◆ Supplied data
⟨

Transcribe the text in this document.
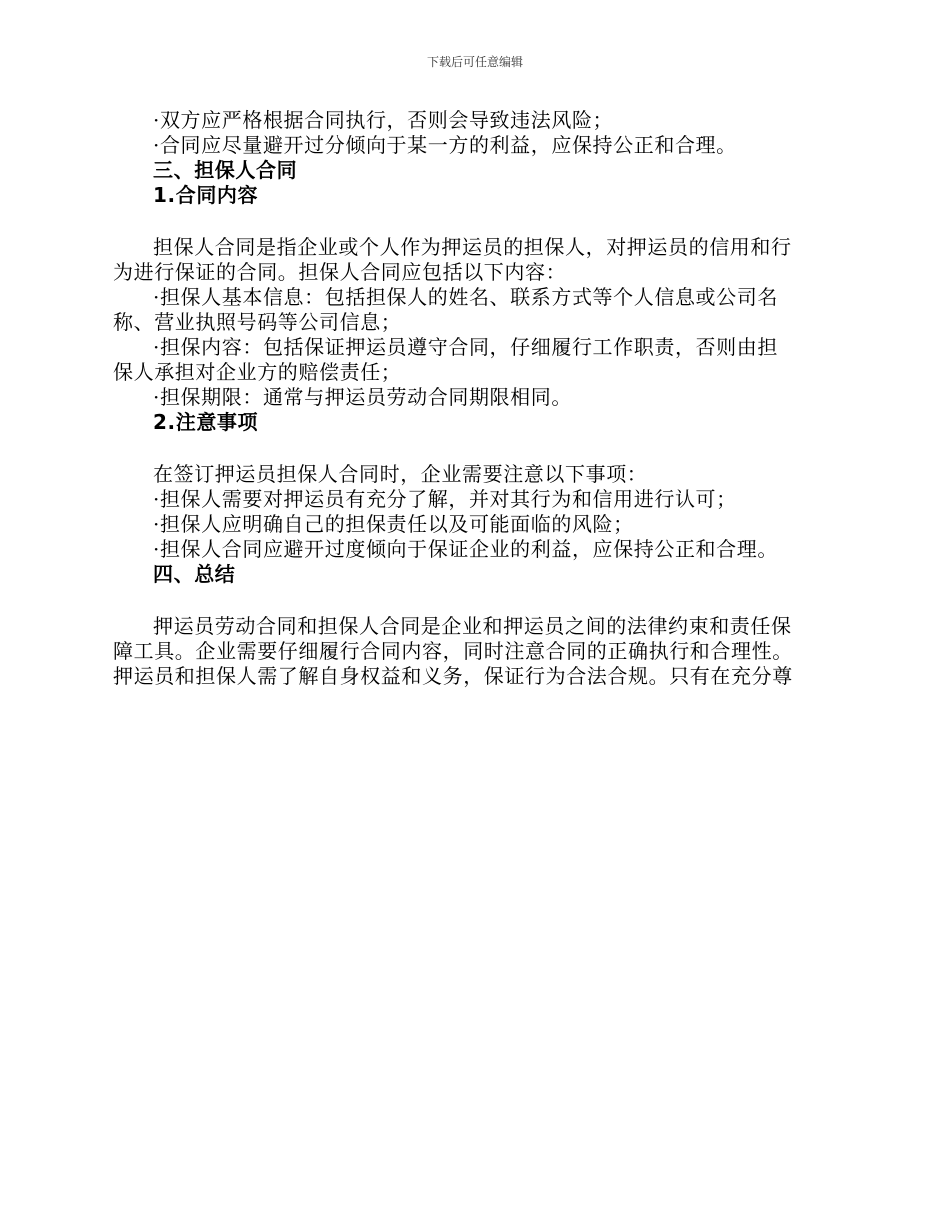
下载后可任意编辑

·双方应严格根据合同执行，否则会导致违法风险；

·合同应尽量避开过分倾向于某一方的利益，应保持公正和合理。

三、担保人合同

1.合同内容

担保人合同是指企业或个人作为押运员的担保人，对押运员的信用和行

为进行保证的合同。担保人合同应包括以下内容：

·担保人基本信息：包括担保人的姓名、联系方式等个人信息或公司名

称、营业执照号码等公司信息；

·担保内容：包括保证押运员遵守合同，仔细履行工作职责，否则由担

保人承担对企业方的赔偿责任；

·担保期限：通常与押运员劳动合同期限相同。

2.注意事项

在签订押运员担保人合同时，企业需要注意以下事项：

·担保人需要对押运员有充分了解，并对其行为和信用进行认可；

·担保人应明确自己的担保责任以及可能面临的风险；

·担保人合同应避开过度倾向于保证企业的利益，应保持公正和合理。

四、总结

押运员劳动合同和担保人合同是企业和押运员之间的法律约束和责任保

障工具。企业需要仔细履行合同内容，同时注意合同的正确执行和合理性。

押运员和担保人需了解自身权益和义务，保证行为合法合规。只有在充分尊
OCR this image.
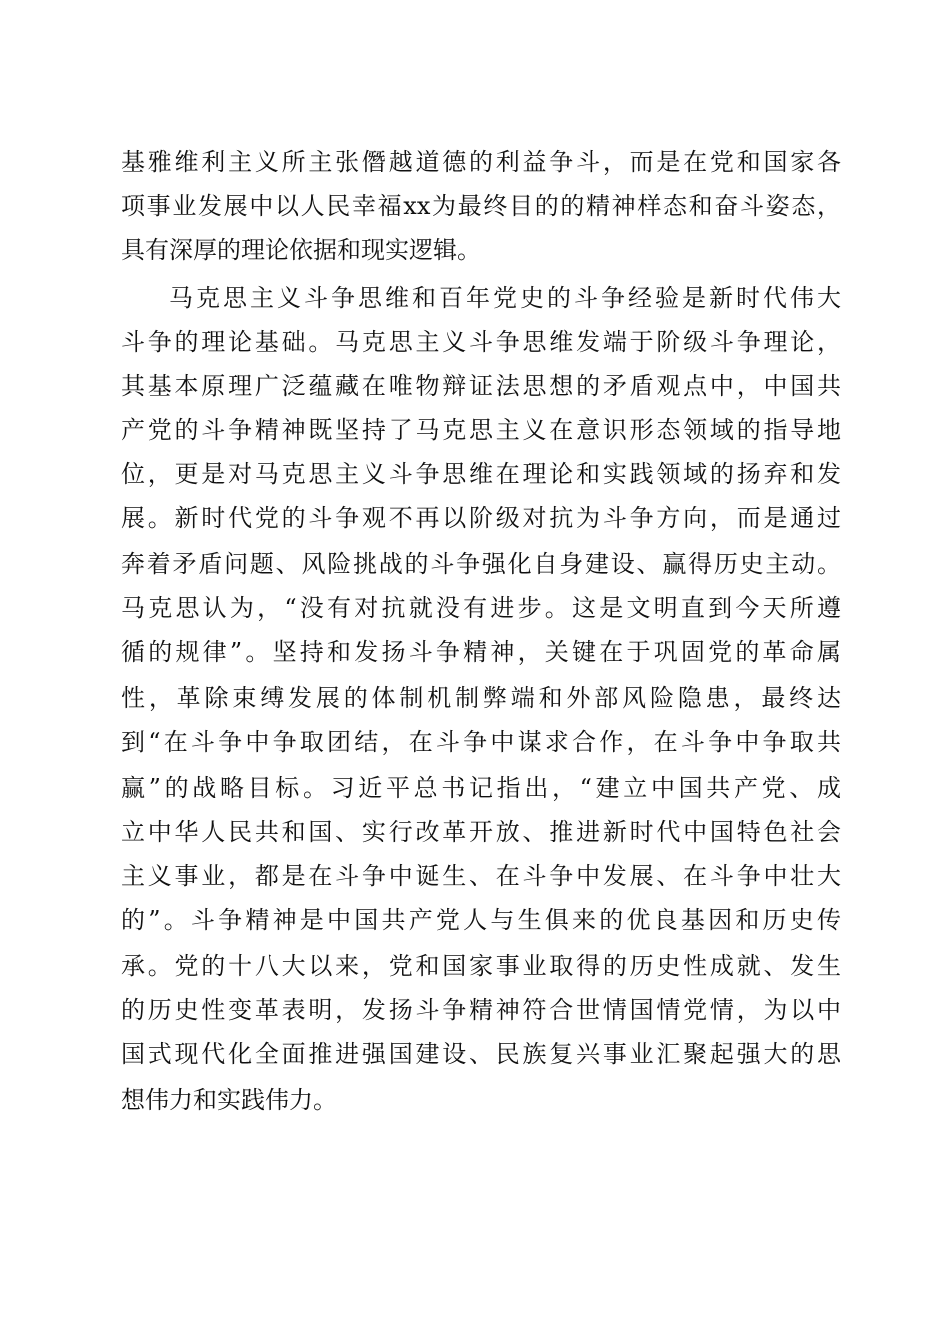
基雅维利主义所主张僭越道德的利益争斗，而是在党和国家各
项事业发展中以人民幸福xx为最终目的的精神样态和奋斗姿态，
具有深厚的理论依据和现实逻辑。
马克思主义斗争思维和百年党史的斗争经验是新时代伟大
斗争的理论基础。马克思主义斗争思维发端于阶级斗争理论，
其基本原理广泛蕴藏在唯物辩证法思想的矛盾观点中，中国共
产党的斗争精神既坚持了马克思主义在意识形态领域的指导地
位，更是对马克思主义斗争思维在理论和实践领域的扬弃和发
展。新时代党的斗争观不再以阶级对抗为斗争方向，而是通过
奔着矛盾问题、风险挑战的斗争强化自身建设、赢得历史主动。
马克思认为，“没有对抗就没有进步。这是文明直到今天所遵
循的规律”。坚持和发扬斗争精神，关键在于巩固党的革命属
性，革除束缚发展的体制机制弊端和外部风险隐患，最终达
到“在斗争中争取团结，在斗争中谋求合作，在斗争中争取共
赢”的战略目标。习近平总书记指出，“建立中国共产党、成
立中华人民共和国、实行改革开放、推进新时代中国特色社会
主义事业，都是在斗争中诞生、在斗争中发展、在斗争中壮大
的”。斗争精神是中国共产党人与生俱来的优良基因和历史传
承。党的十八大以来，党和国家事业取得的历史性成就、发生
的历史性变革表明，发扬斗争精神符合世情国情党情，为以中
国式现代化全面推进强国建设、民族复兴事业汇聚起强大的思
想伟力和实践伟力。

⟩

◆ Requirements
Skip the pictures; extract only the lines from the line with "OCR this image." through the final line of the material, exactly as they appear.

◆ Exercise result
OCR this image.
基雅维利主义所主张僭越道德的利益争斗，而是在党和国家各
项事业发展中以人民幸福xx为最终目的的精神样态和奋斗姿态，
具有深厚的理论依据和现实逻辑。
马克思主义斗争思维和百年党史的斗争经验是新时代伟大
斗争的理论基础。马克思主义斗争思维发端于阶级斗争理论，
其基本原理广泛蕴藏在唯物辩证法思想的矛盾观点中，中国共
产党的斗争精神既坚持了马克思主义在意识形态领域的指导地
位，更是对马克思主义斗争思维在理论和实践领域的扬弃和发
展。新时代党的斗争观不再以阶级对抗为斗争方向，而是通过
奔着矛盾问题、风险挑战的斗争强化自身建设、赢得历史主动。
马克思认为，“没有对抗就没有进步。这是文明直到今天所遵
循的规律”。坚持和发扬斗争精神，关键在于巩固党的革命属
性，革除束缚发展的体制机制弊端和外部风险隐患，最终达
到“在斗争中争取团结，在斗争中谋求合作，在斗争中争取共
赢”的战略目标。习近平总书记指出，“建立中国共产党、成
立中华人民共和国、实行改革开放、推进新时代中国特色社会
主义事业，都是在斗争中诞生、在斗争中发展、在斗争中壮大
的”。斗争精神是中国共产党人与生俱来的优良基因和历史传
承。党的十八大以来，党和国家事业取得的历史性成就、发生
的历史性变革表明，发扬斗争精神符合世情国情党情，为以中
国式现代化全面推进强国建设、民族复兴事业汇聚起强大的思
想伟力和实践伟力。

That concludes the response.